[Rows from a figure dataset]
---

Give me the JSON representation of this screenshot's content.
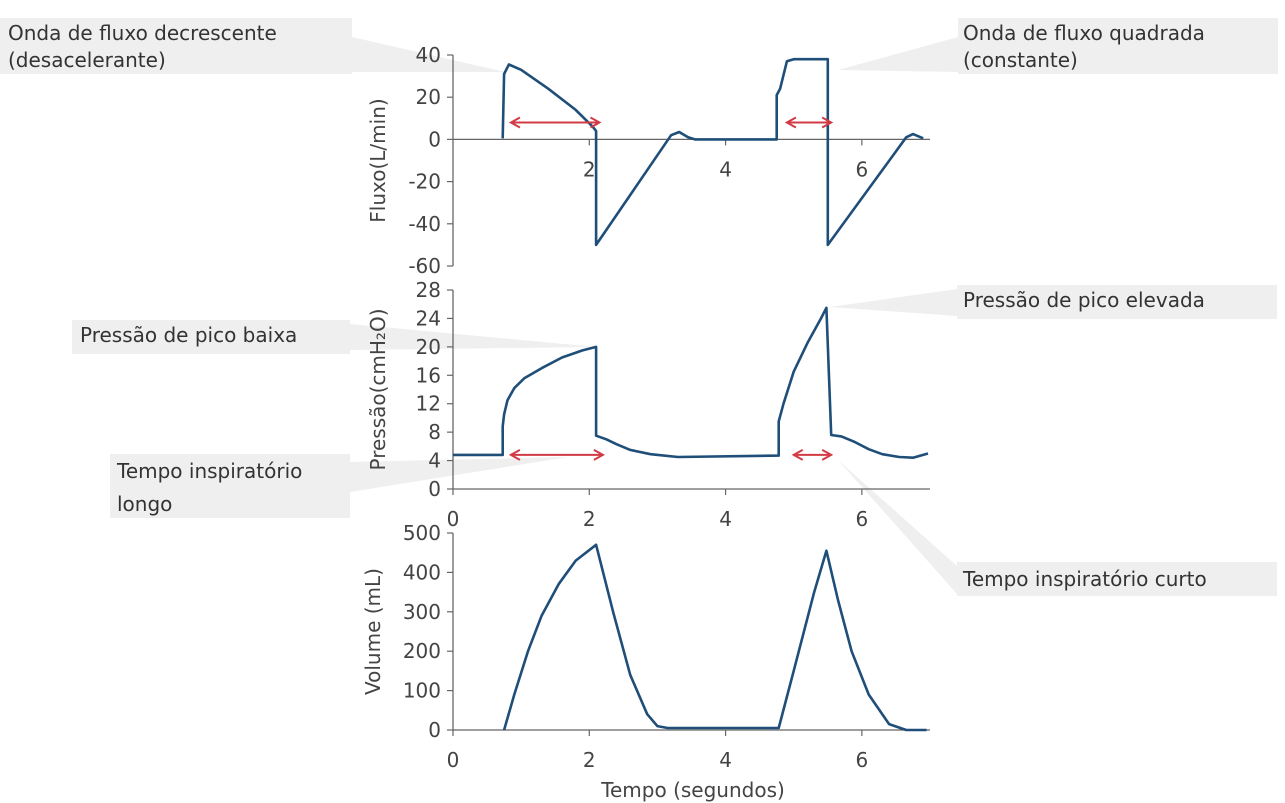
{
  "colors": {
    "curve": "#1f4e79",
    "arrow": "#d23b45",
    "axis": "#666666",
    "text": "#444444",
    "callout_box": "#efefef"
  },
  "xlabel": "Tempo (segundos)",
  "chart_data": [
    {
      "id": "fluxo",
      "type": "line",
      "ylabel": "Fluxo(L/min)",
      "ylim": [
        -60,
        40
      ],
      "yticks": [
        "40",
        "20",
        "0",
        "-20",
        "-40",
        "-60"
      ],
      "xlim": [
        0,
        7
      ],
      "xticks": [
        "2",
        "4",
        "6"
      ],
      "xtick_values": [
        2,
        4,
        6
      ],
      "series": [
        {
          "x": [
            0.73,
            0.75,
            0.82,
            1.0,
            1.4,
            1.8,
            2.05,
            2.1,
            2.1,
            3.2,
            3.32,
            3.45,
            3.55,
            4.75,
            4.75,
            4.8,
            4.9,
            5.0,
            5.45,
            5.5,
            5.5,
            6.65,
            6.75,
            6.9
          ],
          "y": [
            0.5,
            31,
            35.5,
            33,
            24,
            14,
            6,
            4,
            -50,
            2,
            3.5,
            1,
            0,
            0,
            21,
            24,
            37,
            38,
            38,
            38,
            -50,
            1,
            2.5,
            0.5
          ]
        }
      ],
      "annotation": {
        "type": "arrows",
        "spans": [
          [
            0.85,
            2.15
          ],
          [
            4.9,
            5.55
          ]
        ],
        "y": 8
      }
    },
    {
      "id": "pressao",
      "type": "line",
      "ylabel": "Pressão(cmH₂O)",
      "ylim": [
        0,
        28
      ],
      "yticks": [
        "28",
        "24",
        "20",
        "16",
        "12",
        "8",
        "4",
        "0"
      ],
      "xlim": [
        0,
        7
      ],
      "xticks": [
        "0",
        "2",
        "4",
        "6"
      ],
      "xtick_values": [
        0,
        2,
        4,
        6
      ],
      "series": [
        {
          "x": [
            0.0,
            0.73,
            0.73,
            0.75,
            0.8,
            0.9,
            1.05,
            1.3,
            1.6,
            1.9,
            2.1,
            2.1,
            2.25,
            2.4,
            2.6,
            2.9,
            3.3,
            4.78,
            4.78,
            4.85,
            5.0,
            5.2,
            5.4,
            5.48,
            5.55,
            5.7,
            5.9,
            6.1,
            6.3,
            6.55,
            6.75,
            6.97
          ],
          "y": [
            4.8,
            4.8,
            8.8,
            10.5,
            12.5,
            14.2,
            15.6,
            17,
            18.5,
            19.5,
            20,
            7.5,
            7,
            6.3,
            5.5,
            4.9,
            4.5,
            4.7,
            9.5,
            12,
            16.5,
            20.5,
            24,
            25.5,
            7.6,
            7.4,
            6.6,
            5.6,
            4.9,
            4.5,
            4.4,
            5
          ]
        }
      ],
      "annotation": {
        "type": "arrows",
        "spans": [
          [
            0.85,
            2.2
          ],
          [
            5.0,
            5.55
          ]
        ],
        "y": 4.8
      }
    },
    {
      "id": "volume",
      "type": "line",
      "ylabel": "Volume (mL)",
      "ylim": [
        0,
        500
      ],
      "yticks": [
        "500",
        "400",
        "300",
        "200",
        "100",
        "0"
      ],
      "xlim": [
        0,
        7
      ],
      "xticks": [
        "0",
        "2",
        "4",
        "6"
      ],
      "xtick_values": [
        0,
        2,
        4,
        6
      ],
      "series": [
        {
          "x": [
            0.75,
            0.9,
            1.1,
            1.3,
            1.55,
            1.8,
            2.1,
            2.35,
            2.6,
            2.85,
            3.0,
            3.15,
            4.78,
            5.0,
            5.3,
            5.48,
            5.65,
            5.85,
            6.1,
            6.4,
            6.65,
            6.95
          ],
          "y": [
            0,
            90,
            200,
            290,
            370,
            430,
            470,
            300,
            140,
            40,
            10,
            5,
            5,
            150,
            350,
            455,
            330,
            200,
            90,
            15,
            0,
            0
          ]
        }
      ]
    }
  ],
  "callouts": [
    {
      "id": "decrescente",
      "lines": [
        "Onda de fluxo decrescente",
        "(desacelerante)"
      ]
    },
    {
      "id": "quadrada",
      "lines": [
        "Onda de fluxo quadrada",
        "(constante)"
      ]
    },
    {
      "id": "pico-elevada",
      "lines": [
        "Pressão de pico elevada"
      ]
    },
    {
      "id": "pico-baixa",
      "lines": [
        "Pressão de pico baixa"
      ]
    },
    {
      "id": "tempo-longo",
      "lines": [
        "Tempo inspiratório",
        "longo"
      ]
    },
    {
      "id": "tempo-curto",
      "lines": [
        "Tempo inspiratório curto"
      ]
    }
  ]
}
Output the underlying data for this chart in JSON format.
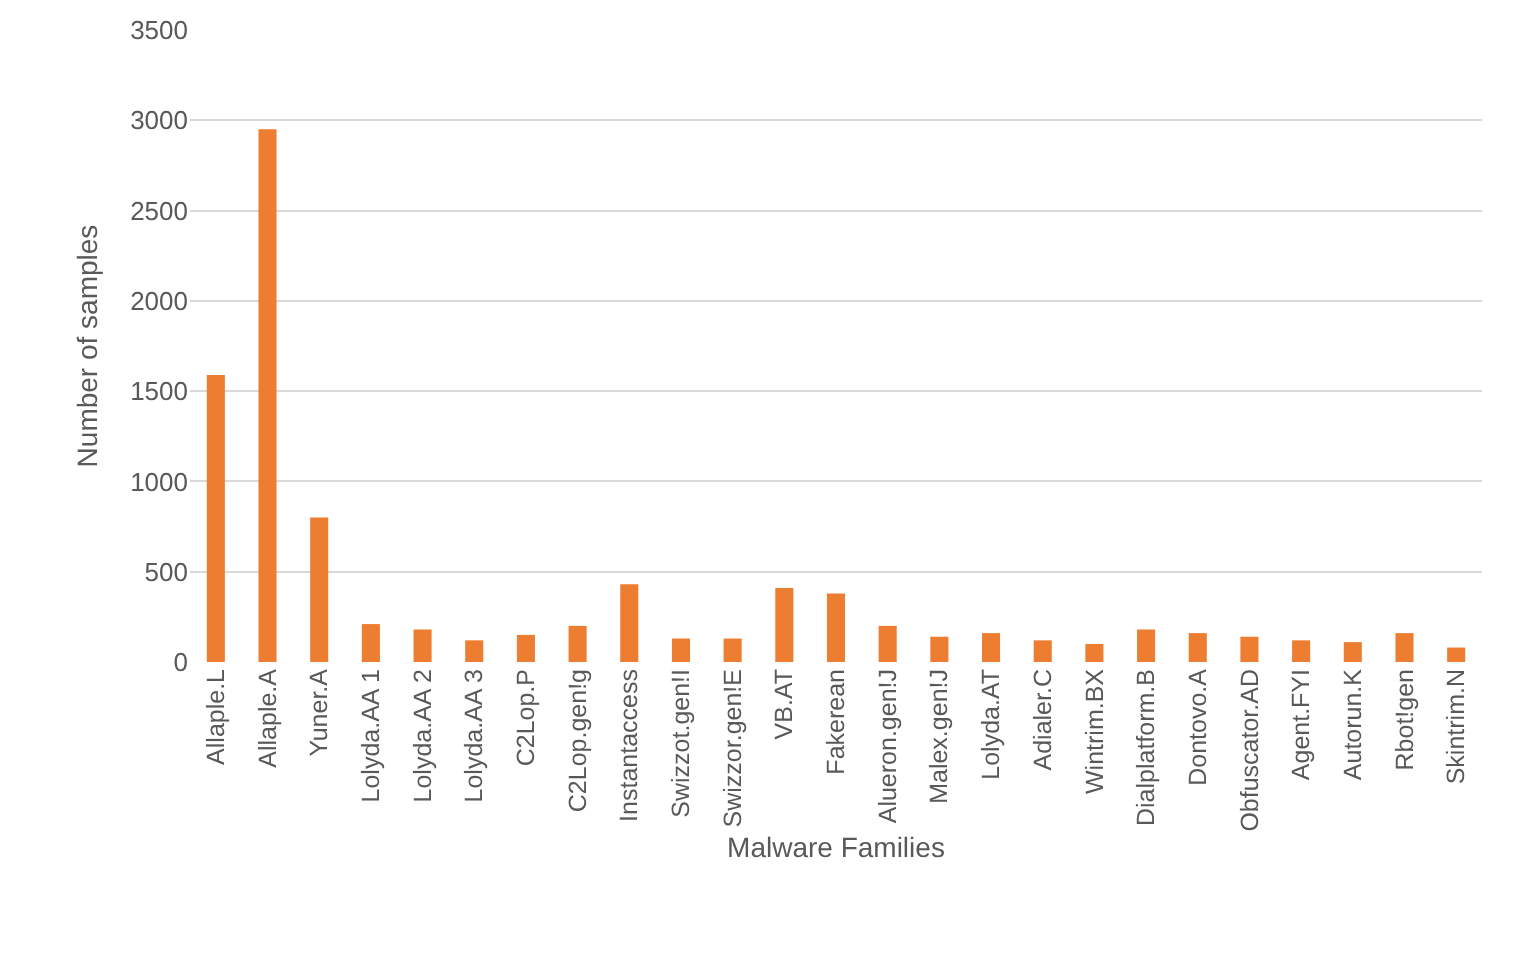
{
  "chart_data": {
    "type": "bar",
    "xlabel": "Malware Families",
    "ylabel": "Number of samples",
    "categories": [
      "Allaple.L",
      "Allaple.A",
      "Yuner.A",
      "Lolyda.AA 1",
      "Lolyda.AA 2",
      "Lolyda.AA 3",
      "C2Lop.P",
      "C2Lop.gen!g",
      "Instantaccess",
      "Swizzot.gen!I",
      "Swizzor.gen!E",
      "VB.AT",
      "Fakerean",
      "Alueron.gen!J",
      "Malex.gen!J",
      "Lolyda.AT",
      "Adialer.C",
      "Wintrim.BX",
      "Dialplatform.B",
      "Dontovo.A",
      "Obfuscator.AD",
      "Agent.FYI",
      "Autorun.K",
      "Rbot!gen",
      "Skintrim.N"
    ],
    "values": [
      1590,
      2950,
      800,
      210,
      180,
      120,
      150,
      200,
      430,
      130,
      130,
      410,
      380,
      200,
      140,
      160,
      120,
      100,
      180,
      160,
      140,
      120,
      110,
      160,
      80
    ],
    "color": "#ed7d31",
    "ylim": [
      0,
      3500
    ],
    "yticks": [
      0,
      500,
      1000,
      1500,
      2000,
      2500,
      3000,
      3500
    ],
    "grid": "y",
    "legend": false
  }
}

---

Reproduce the material above in full, exactly, with no images.

Give me the JSON representation of this screenshot's content.
{
  "colors": {
    "curve": "#1f4e79",
    "arrow": "#d23b45",
    "axis": "#666666",
    "text": "#444444",
    "callout_box": "#efefef"
  },
  "xlabel": "Tempo (segundos)",
  "chart_data": [
    {
      "id": "fluxo",
      "type": "line",
      "ylabel": "Fluxo(L/min)",
      "ylim": [
        -60,
        40
      ],
      "yticks": [
        "40",
        "20",
        "0",
        "-20",
        "-40",
        "-60"
      ],
      "xlim": [
        0,
        7
      ],
      "xticks": [
        "2",
        "4",
        "6"
      ],
      "xtick_values": [
        2,
        4,
        6
      ],
      "series": [
        {
          "x": [
            0.73,
            0.75,
            0.82,
            1.0,
            1.4,
            1.8,
            2.05,
            2.1,
            2.1,
            3.2,
            3.32,
            3.45,
            3.55,
            4.75,
            4.75,
            4.8,
            4.9,
            5.0,
            5.45,
            5.5,
            5.5,
            6.65,
            6.75,
            6.9
          ],
          "y": [
            0.5,
            31,
            35.5,
            33,
            24,
            14,
            6,
            4,
            -50,
            2,
            3.5,
            1,
            0,
            0,
            21,
            24,
            37,
            38,
            38,
            38,
            -50,
            1,
            2.5,
            0.5
          ]
        }
      ],
      "annotation": {
        "type": "arrows",
        "spans": [
          [
            0.85,
            2.15
          ],
          [
            4.9,
            5.55
          ]
        ],
        "y": 8
      }
    },
    {
      "id": "pressao",
      "type": "line",
      "ylabel": "Pressão(cmH₂O)",
      "ylim": [
        0,
        28
      ],
      "yticks": [
        "28",
        "24",
        "20",
        "16",
        "12",
        "8",
        "4",
        "0"
      ],
      "xlim": [
        0,
        7
      ],
      "xticks": [
        "0",
        "2",
        "4",
        "6"
      ],
      "xtick_values": [
        0,
        2,
        4,
        6
      ],
      "series": [
        {
          "x": [
            0.0,
            0.73,
            0.73,
            0.75,
            0.8,
            0.9,
            1.05,
            1.3,
            1.6,
            1.9,
            2.1,
            2.1,
            2.25,
            2.4,
            2.6,
            2.9,
            3.3,
            4.78,
            4.78,
            4.85,
            5.0,
            5.2,
            5.4,
            5.48,
            5.55,
            5.7,
            5.9,
            6.1,
            6.3,
            6.55,
            6.75,
            6.97
          ],
          "y": [
            4.8,
            4.8,
            8.8,
            10.5,
            12.5,
            14.2,
            15.6,
            17,
            18.5,
            19.5,
            20,
            7.5,
            7,
            6.3,
            5.5,
            4.9,
            4.5,
            4.7,
            9.5,
            12,
            16.5,
            20.5,
            24,
            25.5,
            7.6,
            7.4,
            6.6,
            5.6,
            4.9,
            4.5,
            4.4,
            5
          ]
        }
      ],
      "annotation": {
        "type": "arrows",
        "spans": [
          [
            0.85,
            2.2
          ],
          [
            5.0,
            5.55
          ]
        ],
        "y": 4.8
      }
    },
    {
      "id": "volume",
      "type": "line",
      "ylabel": "Volume (mL)",
      "ylim": [
        0,
        500
      ],
      "yticks": [
        "500",
        "400",
        "300",
        "200",
        "100",
        "0"
      ],
      "xlim": [
        0,
        7
      ],
      "xticks": [
        "0",
        "2",
        "4",
        "6"
      ],
      "xtick_values": [
        0,
        2,
        4,
        6
      ],
      "series": [
        {
          "x": [
            0.75,
            0.9,
            1.1,
            1.3,
            1.55,
            1.8,
            2.1,
            2.35,
            2.6,
            2.85,
            3.0,
            3.15,
            4.78,
            5.0,
            5.3,
            5.48,
            5.65,
            5.85,
            6.1,
            6.4,
            6.65,
            6.95
          ],
          "y": [
            0,
            90,
            200,
            290,
            370,
            430,
            470,
            300,
            140,
            40,
            10,
            5,
            5,
            150,
            350,
            455,
            330,
            200,
            90,
            15,
            0,
            0
          ]
        }
      ]
    }
  ],
  "callouts": [
    {
      "id": "decrescente",
      "lines": [
        "Onda de fluxo decrescente",
        "(desacelerante)"
      ]
    },
    {
      "id": "quadrada",
      "lines": [
        "Onda de fluxo quadrada",
        "(constante)"
      ]
    },
    {
      "id": "pico-elevada",
      "lines": [
        "Pressão de pico elevada"
      ]
    },
    {
      "id": "pico-baixa",
      "lines": [
        "Pressão de pico baixa"
      ]
    },
    {
      "id": "tempo-longo",
      "lines": [
        "Tempo inspiratório",
        "longo"
      ]
    },
    {
      "id": "tempo-curto",
      "lines": [
        "Tempo inspiratório curto"
      ]
    }
  ]
}
Output the underlying data for this chart in JSON format.
{
  "chart_data": {
    "type": "bar",
    "xlabel": "Malware Families",
    "ylabel": "Number of samples",
    "categories": [
      "Allaple.L",
      "Allaple.A",
      "Yuner.A",
      "Lolyda.AA 1",
      "Lolyda.AA 2",
      "Lolyda.AA 3",
      "C2Lop.P",
      "C2Lop.gen!g",
      "Instantaccess",
      "Swizzot.gen!I",
      "Swizzor.gen!E",
      "VB.AT",
      "Fakerean",
      "Alueron.gen!J",
      "Malex.gen!J",
      "Lolyda.AT",
      "Adialer.C",
      "Wintrim.BX",
      "Dialplatform.B",
      "Dontovo.A",
      "Obfuscator.AD",
      "Agent.FYI",
      "Autorun.K",
      "Rbot!gen",
      "Skintrim.N"
    ],
    "values": [
      1590,
      2950,
      800,
      210,
      180,
      120,
      150,
      200,
      430,
      130,
      130,
      410,
      380,
      200,
      140,
      160,
      120,
      100,
      180,
      160,
      140,
      120,
      110,
      160,
      80
    ],
    "color": "#ed7d31",
    "ylim": [
      0,
      3500
    ],
    "yticks": [
      0,
      500,
      1000,
      1500,
      2000,
      2500,
      3000,
      3500
    ],
    "grid": "y",
    "legend": false
  }
}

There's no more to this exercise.